* WORKING DATA *
# # # #

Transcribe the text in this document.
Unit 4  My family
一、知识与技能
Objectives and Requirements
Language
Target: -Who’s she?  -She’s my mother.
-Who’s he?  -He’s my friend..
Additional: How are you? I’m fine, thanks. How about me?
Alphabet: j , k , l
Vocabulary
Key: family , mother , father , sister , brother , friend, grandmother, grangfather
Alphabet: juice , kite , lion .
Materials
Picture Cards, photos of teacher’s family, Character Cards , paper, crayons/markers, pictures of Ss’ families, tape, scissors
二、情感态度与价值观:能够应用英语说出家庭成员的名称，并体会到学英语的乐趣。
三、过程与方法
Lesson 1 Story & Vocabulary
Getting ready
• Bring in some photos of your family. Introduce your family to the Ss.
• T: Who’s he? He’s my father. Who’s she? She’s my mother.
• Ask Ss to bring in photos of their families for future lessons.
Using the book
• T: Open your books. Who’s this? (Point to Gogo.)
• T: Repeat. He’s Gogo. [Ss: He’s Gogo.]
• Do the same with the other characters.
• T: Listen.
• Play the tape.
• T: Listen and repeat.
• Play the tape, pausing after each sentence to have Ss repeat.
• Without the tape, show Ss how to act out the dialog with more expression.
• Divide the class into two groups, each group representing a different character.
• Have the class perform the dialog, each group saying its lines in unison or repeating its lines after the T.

# # # #

* REQUIREMENTS *
Copy out every line of the listing that contains the string "group".

* EXERCISE ANSWER *
• Divide the class into two groups, each group representing a different character.
• Have the class perform the dialog, each group saying its lines in unison or repeating its lines after the T.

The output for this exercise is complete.